(begin)

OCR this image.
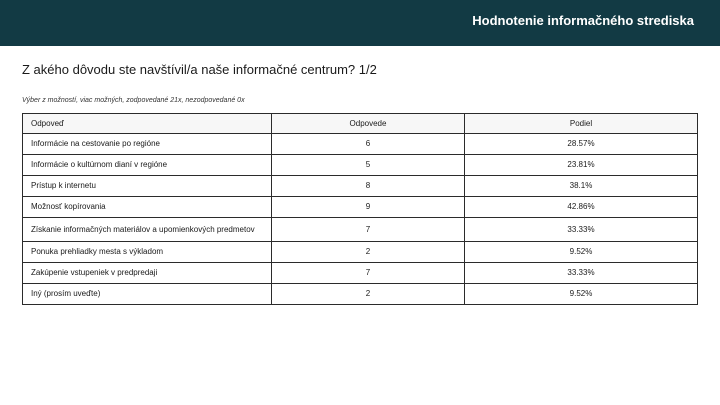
Hodnotenie informačného strediska
Z akého dôvodu ste navštívil/a naše informačné centrum? 1/2
Výber z možností, viac možných, zodpovedané 21x, nezodpovedané 0x
Odpoveď	Odpovede	Podiel
Informácie na cestovanie po regióne	6	28.57%
Informácie o kultúrnom dianí v regióne	5	23.81%
Prístup k internetu	8	38.1%
Možnosť kopírovania	9	42.86%
Získanie informačných materiálov a upomienkových predmetov	7	33.33%
Ponuka prehliadky mesta s výkladom	2	9.52%
Zakúpenie vstupeniek v predpredaji	7	33.33%
Iný (prosím uveďte)	2	9.52%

(end)

▶ **CHALLENGE**: Your answer should be a single number: how many lines in the data above include "regióne"?

▶ **RESULT BELOW**: 2